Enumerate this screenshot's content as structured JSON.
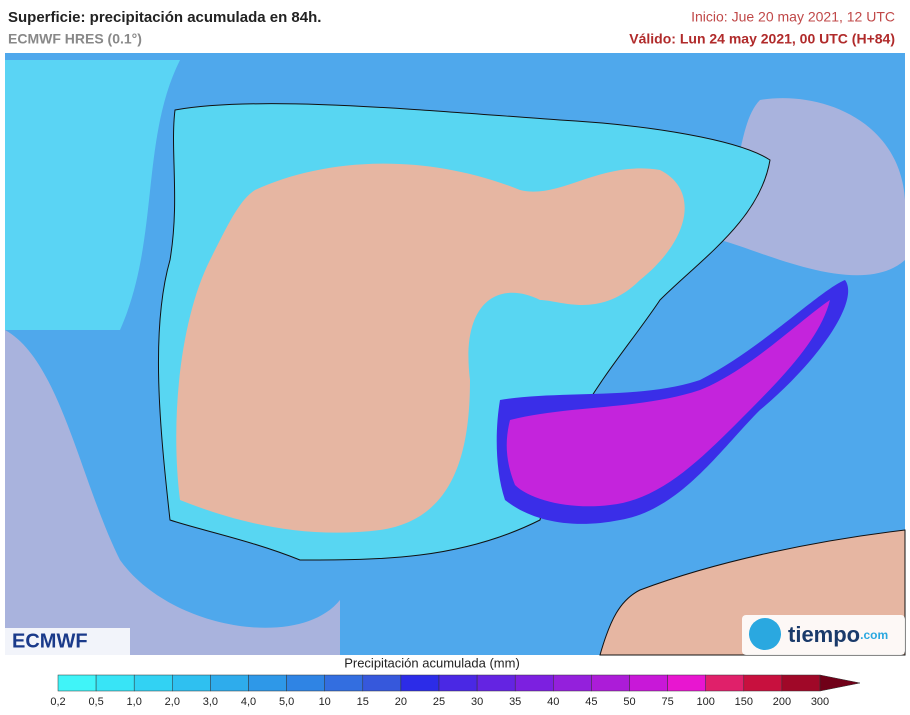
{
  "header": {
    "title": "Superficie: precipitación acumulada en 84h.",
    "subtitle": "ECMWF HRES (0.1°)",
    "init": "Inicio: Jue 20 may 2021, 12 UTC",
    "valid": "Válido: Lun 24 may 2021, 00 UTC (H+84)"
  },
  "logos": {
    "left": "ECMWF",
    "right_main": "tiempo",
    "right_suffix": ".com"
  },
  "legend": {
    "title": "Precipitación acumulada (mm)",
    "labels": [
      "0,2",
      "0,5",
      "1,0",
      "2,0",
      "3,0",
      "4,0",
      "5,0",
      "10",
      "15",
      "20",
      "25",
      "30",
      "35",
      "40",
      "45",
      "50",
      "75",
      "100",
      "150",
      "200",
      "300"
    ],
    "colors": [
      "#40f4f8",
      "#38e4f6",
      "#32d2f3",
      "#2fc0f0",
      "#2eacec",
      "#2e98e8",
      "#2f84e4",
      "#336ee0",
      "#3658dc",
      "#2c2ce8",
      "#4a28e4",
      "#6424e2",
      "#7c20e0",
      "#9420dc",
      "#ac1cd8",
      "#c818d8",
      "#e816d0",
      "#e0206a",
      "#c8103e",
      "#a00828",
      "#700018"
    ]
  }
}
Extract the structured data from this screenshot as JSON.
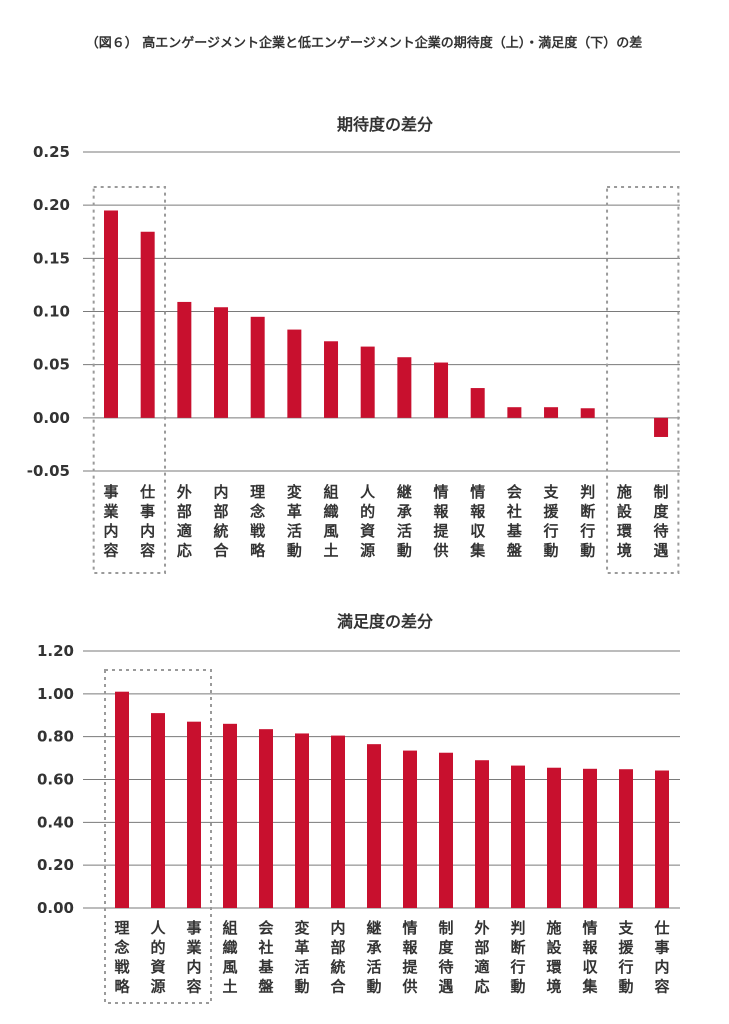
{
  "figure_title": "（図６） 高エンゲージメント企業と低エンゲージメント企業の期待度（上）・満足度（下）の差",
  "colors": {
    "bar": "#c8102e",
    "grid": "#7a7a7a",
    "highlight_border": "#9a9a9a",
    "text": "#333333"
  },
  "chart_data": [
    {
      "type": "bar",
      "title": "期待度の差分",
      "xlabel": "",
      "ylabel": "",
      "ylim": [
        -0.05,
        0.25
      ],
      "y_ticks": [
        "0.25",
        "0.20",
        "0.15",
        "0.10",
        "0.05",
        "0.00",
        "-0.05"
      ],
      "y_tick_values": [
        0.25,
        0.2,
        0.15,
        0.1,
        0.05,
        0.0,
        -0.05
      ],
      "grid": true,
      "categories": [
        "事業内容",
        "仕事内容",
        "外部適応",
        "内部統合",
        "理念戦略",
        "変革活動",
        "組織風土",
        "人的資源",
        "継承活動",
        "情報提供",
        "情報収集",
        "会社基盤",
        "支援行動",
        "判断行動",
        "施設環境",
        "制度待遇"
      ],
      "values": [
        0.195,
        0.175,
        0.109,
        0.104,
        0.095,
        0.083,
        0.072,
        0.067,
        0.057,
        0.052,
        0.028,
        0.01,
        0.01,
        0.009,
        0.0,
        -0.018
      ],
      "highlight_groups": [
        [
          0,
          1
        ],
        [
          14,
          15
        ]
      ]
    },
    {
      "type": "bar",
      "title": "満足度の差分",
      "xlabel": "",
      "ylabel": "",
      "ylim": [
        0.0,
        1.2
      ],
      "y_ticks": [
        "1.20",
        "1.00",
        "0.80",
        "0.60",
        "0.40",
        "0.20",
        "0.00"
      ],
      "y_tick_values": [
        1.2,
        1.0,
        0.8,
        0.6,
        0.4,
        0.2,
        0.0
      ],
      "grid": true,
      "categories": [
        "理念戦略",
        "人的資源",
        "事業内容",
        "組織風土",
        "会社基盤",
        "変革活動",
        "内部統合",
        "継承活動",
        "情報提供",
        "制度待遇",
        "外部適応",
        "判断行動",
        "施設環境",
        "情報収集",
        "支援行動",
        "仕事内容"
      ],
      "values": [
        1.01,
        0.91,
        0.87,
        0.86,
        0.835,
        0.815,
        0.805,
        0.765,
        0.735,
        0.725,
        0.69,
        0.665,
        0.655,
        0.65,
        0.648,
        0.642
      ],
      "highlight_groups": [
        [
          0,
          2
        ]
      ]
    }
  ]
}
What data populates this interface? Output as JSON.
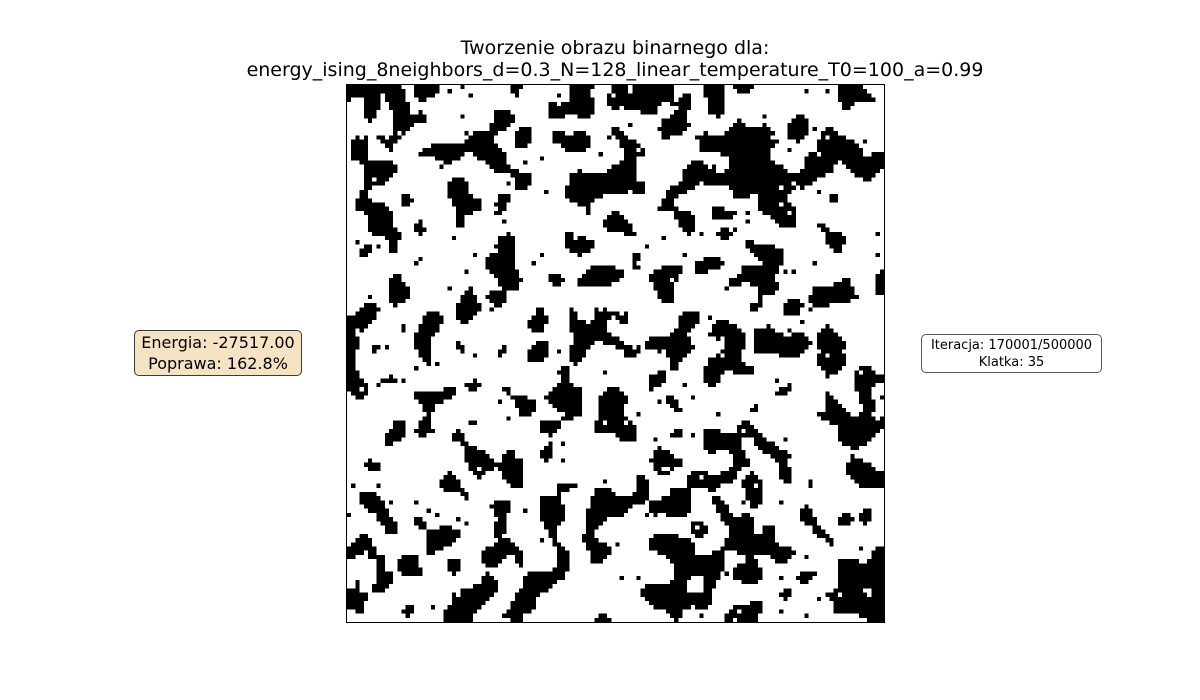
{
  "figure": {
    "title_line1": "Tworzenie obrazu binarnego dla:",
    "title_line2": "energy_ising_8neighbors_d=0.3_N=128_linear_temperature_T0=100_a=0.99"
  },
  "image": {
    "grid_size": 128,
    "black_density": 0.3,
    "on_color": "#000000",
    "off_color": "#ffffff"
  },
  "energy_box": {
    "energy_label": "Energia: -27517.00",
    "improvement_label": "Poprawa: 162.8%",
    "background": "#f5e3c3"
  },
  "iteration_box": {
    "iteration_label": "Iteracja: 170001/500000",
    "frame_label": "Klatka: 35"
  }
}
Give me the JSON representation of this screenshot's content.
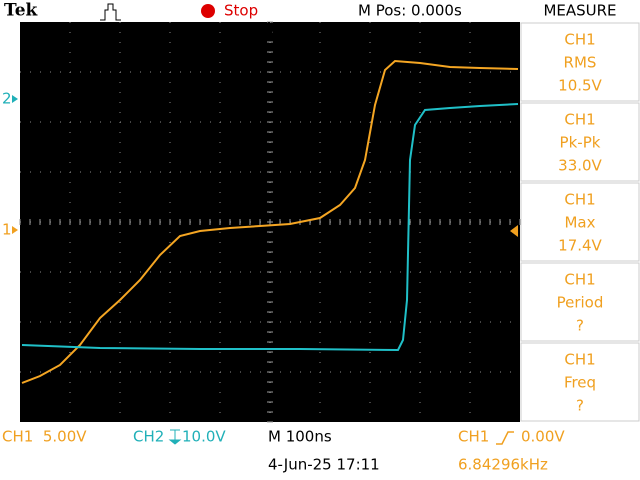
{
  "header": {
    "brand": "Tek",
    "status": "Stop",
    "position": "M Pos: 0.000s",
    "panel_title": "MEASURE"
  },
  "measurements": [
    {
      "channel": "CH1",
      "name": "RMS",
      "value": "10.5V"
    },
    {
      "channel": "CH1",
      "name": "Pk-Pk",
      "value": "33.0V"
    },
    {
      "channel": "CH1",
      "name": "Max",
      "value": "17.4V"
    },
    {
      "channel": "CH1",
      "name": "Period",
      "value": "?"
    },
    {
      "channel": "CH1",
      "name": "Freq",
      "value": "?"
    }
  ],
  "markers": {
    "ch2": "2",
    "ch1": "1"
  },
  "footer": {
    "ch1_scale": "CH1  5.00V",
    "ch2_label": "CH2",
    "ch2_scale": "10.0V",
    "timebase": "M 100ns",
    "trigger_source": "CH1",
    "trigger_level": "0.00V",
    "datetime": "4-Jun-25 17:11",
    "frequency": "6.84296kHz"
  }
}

═══

(Written instruction): Output each line exactly; omit every picture.

(Worked solution):
Enumerate this screenshot's content as structured JSON.
{
  "header": {
    "title": "Superficie: precipitación acumulada en 84h.",
    "subtitle": "ECMWF HRES (0.1°)",
    "init": "Inicio: Jue 20 may 2021, 12 UTC",
    "valid": "Válido: Lun 24 may 2021, 00 UTC (H+84)"
  },
  "logos": {
    "left": "ECMWF",
    "right_main": "tiempo",
    "right_suffix": ".com"
  },
  "legend": {
    "title": "Precipitación acumulada (mm)",
    "labels": [
      "0,2",
      "0,5",
      "1,0",
      "2,0",
      "3,0",
      "4,0",
      "5,0",
      "10",
      "15",
      "20",
      "25",
      "30",
      "35",
      "40",
      "45",
      "50",
      "75",
      "100",
      "150",
      "200",
      "300"
    ],
    "colors": [
      "#40f4f8",
      "#38e4f6",
      "#32d2f3",
      "#2fc0f0",
      "#2eacec",
      "#2e98e8",
      "#2f84e4",
      "#336ee0",
      "#3658dc",
      "#2c2ce8",
      "#4a28e4",
      "#6424e2",
      "#7c20e0",
      "#9420dc",
      "#ac1cd8",
      "#c818d8",
      "#e816d0",
      "#e0206a",
      "#c8103e",
      "#a00828",
      "#700018"
    ]
  }
}
Extract the structured data from this screenshot as JSON.
{
  "figure_title": "（図６） 高エンゲージメント企業と低エンゲージメント企業の期待度（上）・満足度（下）の差",
  "colors": {
    "bar": "#c8102e",
    "grid": "#7a7a7a",
    "highlight_border": "#9a9a9a",
    "text": "#333333"
  },
  "chart_data": [
    {
      "type": "bar",
      "title": "期待度の差分",
      "xlabel": "",
      "ylabel": "",
      "ylim": [
        -0.05,
        0.25
      ],
      "y_ticks": [
        "0.25",
        "0.20",
        "0.15",
        "0.10",
        "0.05",
        "0.00",
        "-0.05"
      ],
      "y_tick_values": [
        0.25,
        0.2,
        0.15,
        0.1,
        0.05,
        0.0,
        -0.05
      ],
      "grid": true,
      "categories": [
        "事業内容",
        "仕事内容",
        "外部適応",
        "内部統合",
        "理念戦略",
        "変革活動",
        "組織風土",
        "人的資源",
        "継承活動",
        "情報提供",
        "情報収集",
        "会社基盤",
        "支援行動",
        "判断行動",
        "施設環境",
        "制度待遇"
      ],
      "values": [
        0.195,
        0.175,
        0.109,
        0.104,
        0.095,
        0.083,
        0.072,
        0.067,
        0.057,
        0.052,
        0.028,
        0.01,
        0.01,
        0.009,
        0.0,
        -0.018
      ],
      "highlight_groups": [
        [
          0,
          1
        ],
        [
          14,
          15
        ]
      ]
    },
    {
      "type": "bar",
      "title": "満足度の差分",
      "xlabel": "",
      "ylabel": "",
      "ylim": [
        0.0,
        1.2
      ],
      "y_ticks": [
        "1.20",
        "1.00",
        "0.80",
        "0.60",
        "0.40",
        "0.20",
        "0.00"
      ],
      "y_tick_values": [
        1.2,
        1.0,
        0.8,
        0.6,
        0.4,
        0.2,
        0.0
      ],
      "grid": true,
      "categories": [
        "理念戦略",
        "人的資源",
        "事業内容",
        "組織風土",
        "会社基盤",
        "変革活動",
        "内部統合",
        "継承活動",
        "情報提供",
        "制度待遇",
        "外部適応",
        "判断行動",
        "施設環境",
        "情報収集",
        "支援行動",
        "仕事内容"
      ],
      "values": [
        1.01,
        0.91,
        0.87,
        0.86,
        0.835,
        0.815,
        0.805,
        0.765,
        0.735,
        0.725,
        0.69,
        0.665,
        0.655,
        0.65,
        0.648,
        0.642
      ],
      "highlight_groups": [
        [
          0,
          2
        ]
      ]
    }
  ]
}
What data populates this interface? Output as JSON.
{
  "figure": {
    "title_line1": "Tworzenie obrazu binarnego dla:",
    "title_line2": "energy_ising_8neighbors_d=0.3_N=128_linear_temperature_T0=100_a=0.99"
  },
  "image": {
    "grid_size": 128,
    "black_density": 0.3,
    "on_color": "#000000",
    "off_color": "#ffffff"
  },
  "energy_box": {
    "energy_label": "Energia: -27517.00",
    "improvement_label": "Poprawa: 162.8%",
    "background": "#f5e3c3"
  },
  "iteration_box": {
    "iteration_label": "Iteracja: 170001/500000",
    "frame_label": "Klatka: 35"
  }
}
Give me the JSON representation of this screenshot's content.
{
  "header": {
    "brand": "Tek",
    "status": "Stop",
    "position": "M Pos: 0.000s",
    "panel_title": "MEASURE"
  },
  "measurements": [
    {
      "channel": "CH1",
      "name": "RMS",
      "value": "10.5V"
    },
    {
      "channel": "CH1",
      "name": "Pk-Pk",
      "value": "33.0V"
    },
    {
      "channel": "CH1",
      "name": "Max",
      "value": "17.4V"
    },
    {
      "channel": "CH1",
      "name": "Period",
      "value": "?"
    },
    {
      "channel": "CH1",
      "name": "Freq",
      "value": "?"
    }
  ],
  "markers": {
    "ch2": "2",
    "ch1": "1"
  },
  "footer": {
    "ch1_scale": "CH1  5.00V",
    "ch2_label": "CH2",
    "ch2_scale": "10.0V",
    "timebase": "M 100ns",
    "trigger_source": "CH1",
    "trigger_level": "0.00V",
    "datetime": "4-Jun-25 17:11",
    "frequency": "6.84296kHz"
  }
}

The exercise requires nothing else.